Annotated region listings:
────

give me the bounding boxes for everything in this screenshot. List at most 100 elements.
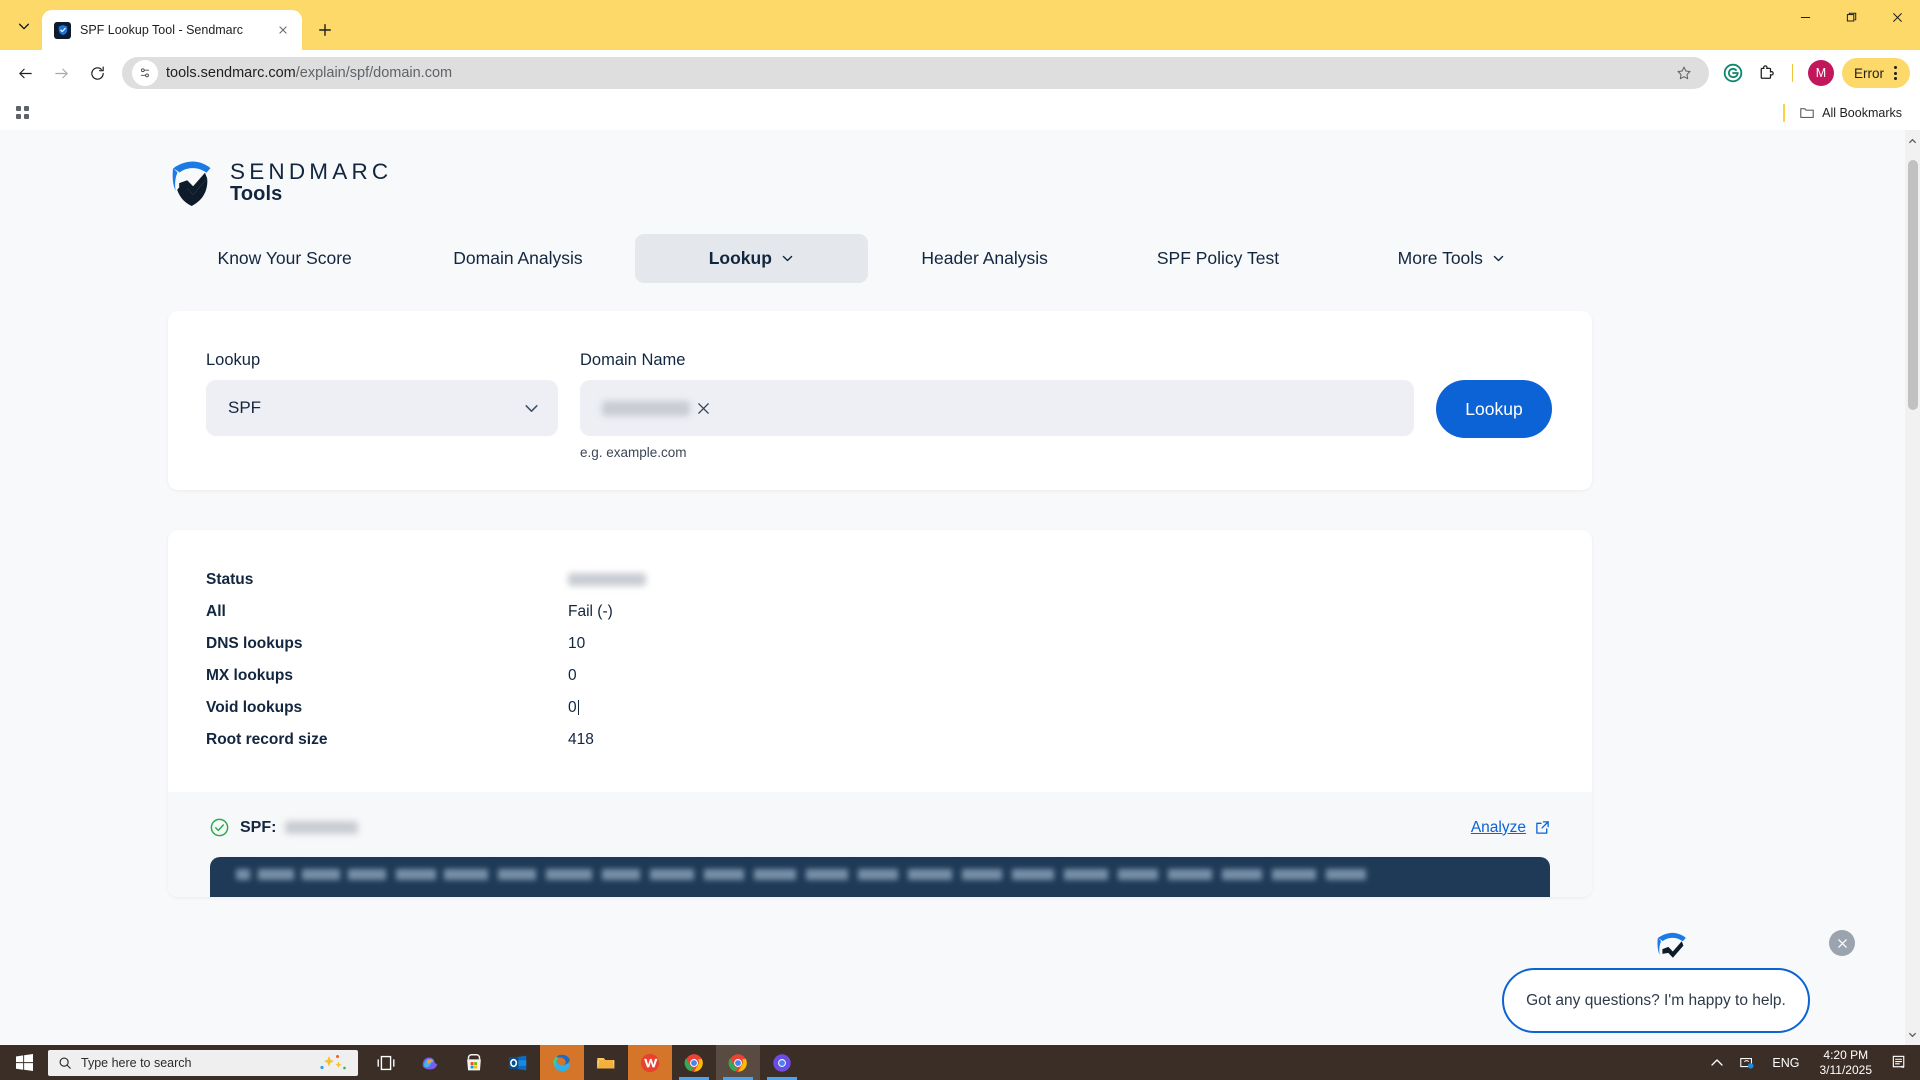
sendmarc-logo[interactable]: SENDMARC Tools [168, 158, 1905, 208]
search-placeholder: Type here to search [81, 1055, 192, 1070]
bookmarks-divider [1783, 104, 1786, 122]
windows-start-icon[interactable] [0, 1045, 48, 1080]
error-menu-button[interactable]: Error [1842, 58, 1910, 88]
spf-record-panel: SPF: Analyze [168, 792, 1592, 897]
row-value: Fail (-) [568, 603, 613, 620]
table-row: All Fail (-) [206, 596, 1552, 628]
analyze-link[interactable]: Analyze [1471, 819, 1550, 837]
apps-grid-icon[interactable] [10, 100, 36, 126]
chat-greeting-text: Got any questions? I'm happy to help. [1526, 991, 1786, 1009]
taskbar-items [364, 1045, 804, 1080]
clear-input-icon[interactable] [690, 395, 716, 421]
close-icon[interactable] [274, 21, 292, 39]
lookup-submit-button[interactable]: Lookup [1436, 380, 1552, 438]
arrow-back-icon[interactable] [8, 56, 42, 90]
network-icon[interactable] [1732, 1045, 1762, 1080]
chat-close-button[interactable] [1829, 930, 1855, 956]
toolbar-divider [1792, 64, 1793, 82]
restore-icon[interactable] [1828, 0, 1874, 34]
nav-item-lookup[interactable]: Lookup [634, 234, 868, 283]
new-tab-button[interactable] [310, 15, 340, 45]
scrollbar-thumb[interactable] [1908, 160, 1918, 410]
row-value: 0 [568, 667, 577, 684]
row-key: All [206, 603, 226, 620]
chrome-icon[interactable] [672, 1045, 716, 1080]
nav-item-domain-analysis[interactable]: Domain Analysis [401, 234, 634, 283]
copilot-icon[interactable] [408, 1045, 452, 1080]
action-center-icon[interactable] [1882, 1045, 1916, 1080]
chrome-icon[interactable] [760, 1045, 804, 1080]
nav-label: Know Your Score [217, 248, 352, 268]
site-header: SENDMARC Tools [0, 130, 1905, 208]
file-explorer-icon[interactable] [584, 1045, 628, 1080]
nav-item-header-analysis[interactable]: Header Analysis [868, 234, 1101, 283]
edge-icon[interactable] [540, 1045, 584, 1080]
close-icon[interactable] [1874, 0, 1920, 34]
table-row: Root record size 418 [206, 724, 1552, 756]
nav-label: Lookup [708, 248, 772, 268]
minimize-icon[interactable] [1782, 0, 1828, 34]
folder-icon [1800, 108, 1814, 119]
domain-name-value-redacted [602, 400, 690, 416]
copilot-sparkle-icon[interactable] [316, 1054, 350, 1072]
search-input[interactable]: Type here to search [48, 1049, 358, 1076]
row-value: 0 [568, 699, 577, 716]
table-row: DNS lookups 10 [206, 628, 1552, 660]
row-value-editable[interactable]: 0 [568, 692, 1552, 724]
table-row: Status [206, 564, 1552, 596]
nav-label: More Tools [1397, 248, 1483, 268]
external-link-icon [1536, 821, 1549, 834]
lookup-type-label: Lookup [206, 351, 261, 369]
page-viewport: SENDMARC Tools Know Your Score Domain An… [0, 130, 1920, 1045]
task-view-icon[interactable] [364, 1045, 408, 1080]
site-nav: Know Your Score Domain Analysis Lookup H… [168, 234, 1568, 283]
address-bar[interactable]: tools.sendmarc.com/explain/spf/domain.co… [122, 57, 1709, 89]
wps-office-icon[interactable] [628, 1045, 672, 1080]
chrome-icon[interactable] [716, 1045, 760, 1080]
table-row: Void lookups 0 [206, 692, 1552, 724]
show-hidden-icons-icon[interactable] [1702, 1045, 1732, 1080]
logo-text: SENDMARC Tools [230, 160, 392, 204]
scroll-down-icon[interactable] [1908, 1030, 1917, 1039]
language-indicator[interactable]: ENG [1762, 1056, 1809, 1070]
nav-item-more-tools[interactable]: More Tools [1335, 234, 1568, 283]
browser-tab[interactable]: SPF Lookup Tool - Sendmarc [42, 10, 302, 50]
row-key: Void lookups [206, 699, 303, 716]
chat-greeting-bubble[interactable]: Got any questions? I'm happy to help. [1502, 968, 1810, 1033]
row-key: DNS lookups [206, 635, 303, 652]
chat-avatar-shield-icon [1657, 932, 1686, 958]
error-label: Error [1854, 65, 1884, 81]
page-settings-icon[interactable] [132, 60, 158, 86]
spf-domain-redacted [285, 821, 359, 834]
table-row: MX lookups 0 [206, 660, 1552, 692]
clock-time: 4:20 PM [1823, 1047, 1869, 1062]
arrow-forward-icon [44, 56, 78, 90]
results-card: Status All Fail (-) DNS lookups 10 MX lo… [168, 530, 1592, 897]
domain-name-input[interactable] [580, 380, 1414, 436]
nav-item-know-your-score[interactable]: Know Your Score [168, 234, 401, 283]
all-bookmarks-button[interactable]: All Bookmarks [1793, 102, 1908, 124]
close-icon [1837, 938, 1847, 948]
grammarly-icon[interactable] [1717, 57, 1749, 89]
scroll-up-icon[interactable] [1908, 137, 1917, 146]
microsoft-store-icon[interactable] [452, 1045, 496, 1080]
avatar[interactable]: M [1808, 60, 1834, 86]
extensions-puzzle-icon[interactable] [1751, 57, 1783, 89]
lookup-type-select[interactable]: SPF [206, 380, 558, 436]
spf-label: SPF: [240, 818, 277, 836]
reload-icon[interactable] [80, 56, 114, 90]
domain-name-hint: e.g. example.com [580, 445, 687, 460]
star-icon[interactable] [1671, 60, 1697, 86]
kebab-menu-icon[interactable] [1886, 66, 1904, 80]
browser-window: SPF Lookup Tool - Sendmarc tools.sendmar… [0, 0, 1920, 1045]
url-host: tools.sendmarc.com [166, 65, 296, 81]
nav-item-spf-policy-test[interactable]: SPF Policy Test [1101, 234, 1334, 283]
outlook-icon[interactable] [496, 1045, 540, 1080]
tab-search-icon[interactable] [6, 8, 42, 44]
tab-title: SPF Lookup Tool - Sendmarc [80, 23, 244, 37]
clock[interactable]: 4:20 PM 3/11/2025 [1810, 1048, 1883, 1078]
sendmarc-shield-icon [54, 21, 71, 39]
spf-record-code-block[interactable] [210, 857, 1550, 897]
page-scrollbar[interactable] [1905, 130, 1920, 1045]
bookmarks-right: All Bookmarks [1783, 102, 1908, 124]
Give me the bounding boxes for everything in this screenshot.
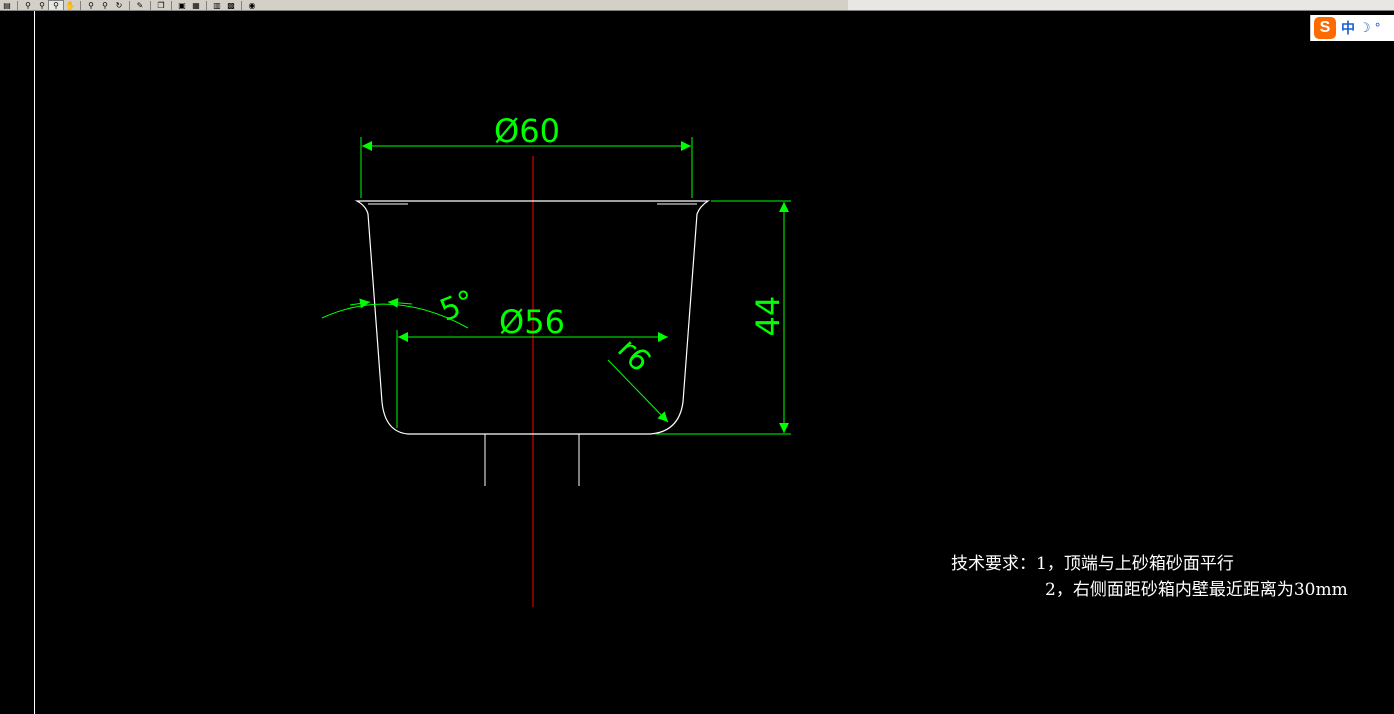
dim-angle-arrow-right (387, 297, 413, 308)
tech-requirement-line-1: 技术要求：1，顶端与上砂箱砂面平行 (951, 554, 1234, 574)
tech-requirement-line-2: 2，右侧面距砂箱内壁最近距离为30mm (1045, 580, 1348, 600)
drawing-canvas[interactable]: Ø60 Ø56 44 r6 5° (0, 0, 1394, 714)
dim-angle: 5° (435, 284, 480, 329)
dim-inner-diameter: Ø56 (499, 303, 565, 341)
dim-radius: r6 (610, 332, 657, 379)
dim-angle-arrow-left (349, 298, 371, 309)
dim-height: 44 (749, 296, 787, 337)
dim-top-diameter: Ø60 (494, 112, 560, 150)
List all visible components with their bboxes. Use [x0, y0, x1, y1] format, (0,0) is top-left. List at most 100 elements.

────

▶ _WHAT YOU SHOULD DO_
Recast every line of the listing above as a numbered list, skipping blank lines and leaving out the pictures.

▶ _ANSWER IN FULL_
1. give me the bounding boxes for everything in this screenshot. List at most 100 elements.
2. sendmarc-logo[interactable]: SENDMARC Tools [168, 158, 1905, 208]
3. search-placeholder: Type here to search [81, 1055, 192, 1070]
4. bookmarks-divider [1783, 104, 1786, 122]
5. windows-start-icon[interactable] [0, 1045, 48, 1080]
6. error-menu-button[interactable]: Error [1842, 58, 1910, 88]
7. spf-record-panel: SPF: Analyze [168, 792, 1592, 897]
8. row-value: Fail (-) [568, 603, 613, 620]
9. table-row: All Fail (-) [206, 596, 1552, 628]
10. analyze-link[interactable]: Analyze [1471, 819, 1550, 837]
11. apps-grid-icon[interactable] [10, 100, 36, 126]
12. chat-greeting-text: Got any questions? I'm happy to help. [1526, 991, 1786, 1009]
13. taskbar-items [364, 1045, 804, 1080]
14. clear-input-icon[interactable] [690, 395, 716, 421]
15. close-icon[interactable] [274, 21, 292, 39]
16. lookup-submit-button[interactable]: Lookup [1436, 380, 1552, 438]
17. arrow-back-icon[interactable] [8, 56, 42, 90]
18. network-icon[interactable] [1732, 1045, 1762, 1080]
19. chat-close-button[interactable] [1829, 930, 1855, 956]
20. toolbar-divider [1792, 64, 1793, 82]
21. restore-icon[interactable] [1828, 0, 1874, 34]
22. nav-item-lookup[interactable]: Lookup [634, 234, 868, 283]
23. new-tab-button[interactable] [310, 15, 340, 45]
24. scrollbar-thumb[interactable] [1908, 160, 1918, 410]
25. row-value: 0 [568, 667, 577, 684]
26. row-key: All [206, 603, 226, 620]
27. chrome-icon[interactable] [672, 1045, 716, 1080]
28. nav-item-domain-analysis[interactable]: Domain Analysis [401, 234, 634, 283]
29. copilot-icon[interactable] [408, 1045, 452, 1080]
30. action-center-icon[interactable] [1882, 1045, 1916, 1080]
31. chrome-icon[interactable] [760, 1045, 804, 1080]
32. nav-label: Know Your Score [217, 248, 352, 268]
33. site-header: SENDMARC Tools [0, 130, 1905, 208]
34. file-explorer-icon[interactable] [584, 1045, 628, 1080]
35. nav-item-header-analysis[interactable]: Header Analysis [868, 234, 1101, 283]
36. edge-icon[interactable] [540, 1045, 584, 1080]
37. close-icon[interactable] [1874, 0, 1920, 34]
38. table-row: Root record size 418 [206, 724, 1552, 756]
39. nav-label: Lookup [708, 248, 772, 268]
40. minimize-icon[interactable] [1782, 0, 1828, 34]
41. folder-icon [1800, 108, 1814, 119]
42. domain-name-value-redacted [602, 400, 690, 416]
43. copilot-sparkle-icon[interactable] [316, 1054, 350, 1072]
44. search-input[interactable]: Type here to search [48, 1049, 358, 1076]
45. row-value: 0 [568, 699, 577, 716]
46. table-row: DNS lookups 10 [206, 628, 1552, 660]
47. row-value-editable[interactable]: 0 [568, 692, 1552, 724]
48. table-row: Status [206, 564, 1552, 596]
49. nav-label: More Tools [1397, 248, 1483, 268]
50. external-link-icon [1536, 821, 1549, 834]
51. lookup-type-label: Lookup [206, 351, 261, 369]
52. page-viewport: SENDMARC Tools Know Your Score Domain An… [0, 130, 1920, 1045]
53. task-view-icon[interactable] [364, 1045, 408, 1080]
54. site-nav: Know Your Score Domain Analysis Lookup H… [168, 234, 1568, 283]
55. address-bar[interactable]: tools.sendmarc.com/explain/spf/domain.co… [122, 57, 1709, 89]
56. wps-office-icon[interactable] [628, 1045, 672, 1080]
57. chrome-icon[interactable] [716, 1045, 760, 1080]
58. table-row: Void lookups 0 [206, 692, 1552, 724]
59. show-hidden-icons-icon[interactable] [1702, 1045, 1732, 1080]
60. logo-text: SENDMARC Tools [230, 160, 392, 204]
61. scroll-down-icon[interactable] [1908, 1030, 1917, 1039]
62. language-indicator[interactable]: ENG [1762, 1056, 1809, 1070]
63. nav-item-more-tools[interactable]: More Tools [1335, 234, 1568, 283]
64. browser-tab[interactable]: SPF Lookup Tool - Sendmarc [42, 10, 302, 50]
65. row-key: Void lookups [206, 699, 303, 716]
66. chat-greeting-bubble[interactable]: Got any questions? I'm happy to help. [1502, 968, 1810, 1033]
67. row-key: DNS lookups [206, 635, 303, 652]
68. chat-avatar-shield-icon [1657, 932, 1686, 958]
69. error-label: Error [1854, 65, 1884, 81]
70. page-settings-icon[interactable] [132, 60, 158, 86]
71. spf-domain-redacted [285, 821, 359, 834]
72. table-row: MX lookups 0 [206, 660, 1552, 692]
73. clock-time: 4:20 PM [1823, 1047, 1869, 1062]
74. arrow-forward-icon [44, 56, 78, 90]
75. results-card: Status All Fail (-) DNS lookups 10 MX lo… [168, 530, 1592, 897]
76. domain-name-input[interactable] [580, 380, 1414, 436]
77. nav-item-know-your-score[interactable]: Know Your Score [168, 234, 401, 283]
78. all-bookmarks-button[interactable]: All Bookmarks [1793, 102, 1908, 124]
79. close-icon [1837, 938, 1847, 948]
80. grammarly-icon[interactable] [1717, 57, 1749, 89]
81. scroll-up-icon[interactable] [1908, 137, 1917, 146]
82. microsoft-store-icon[interactable] [452, 1045, 496, 1080]
83. avatar[interactable]: M [1808, 60, 1834, 86]
84. extensions-puzzle-icon[interactable] [1751, 57, 1783, 89]
85. lookup-type-select[interactable]: SPF [206, 380, 558, 436]
86. spf-label: SPF: [240, 818, 277, 836]
87. reload-icon[interactable] [80, 56, 114, 90]
88. domain-name-hint: e.g. example.com [580, 445, 687, 460]
89. star-icon[interactable] [1671, 60, 1697, 86]
90. kebab-menu-icon[interactable] [1886, 66, 1904, 80]
91. browser-window: SPF Lookup Tool - Sendmarc tools.sendmar… [0, 0, 1920, 1045]
92. url-host: tools.sendmarc.com [166, 65, 296, 81]
93. nav-item-spf-policy-test[interactable]: SPF Policy Test [1101, 234, 1334, 283]
94. outlook-icon[interactable] [496, 1045, 540, 1080]
95. tab-search-icon[interactable] [6, 8, 42, 44]
96. tab-title: SPF Lookup Tool - Sendmarc [80, 23, 244, 37]
97. clock[interactable]: 4:20 PM 3/11/2025 [1810, 1048, 1883, 1078]
98. sendmarc-shield-icon [54, 21, 71, 39]
99. spf-record-code-block[interactable] [210, 857, 1550, 897]
100. page-scrollbar[interactable] [1905, 130, 1920, 1045]
101. bookmarks-right: All Bookmarks [1783, 102, 1908, 124]
102. Give me the bounding boxes for everything in this screenshot.
103. dim-angle-arrow-right (387, 297, 413, 308)
104. tech-requirement-line-1: 技术要求：1，顶端与上砂箱砂面平行 (951, 554, 1234, 574)
105. tech-requirement-line-2: 2，右侧面距砂箱内壁最近距离为30mm (1045, 580, 1348, 600)
106. drawing-canvas[interactable]: Ø60 Ø56 44 r6 5° (0, 0, 1394, 714)
107. dim-angle: 5° (435, 284, 480, 329)
108. dim-inner-diameter: Ø56 (499, 303, 565, 341)
109. dim-radius: r6 (610, 332, 657, 379)
110. dim-angle-arrow-left (349, 298, 371, 309)
111. dim-height: 44 (749, 296, 787, 337)
112. dim-top-diameter: Ø60 (494, 112, 560, 150)
113. List all visible components with their bboxes. Use [x0, y0, x1, y1] format, (0,0) is top-left. List at most 100 elements.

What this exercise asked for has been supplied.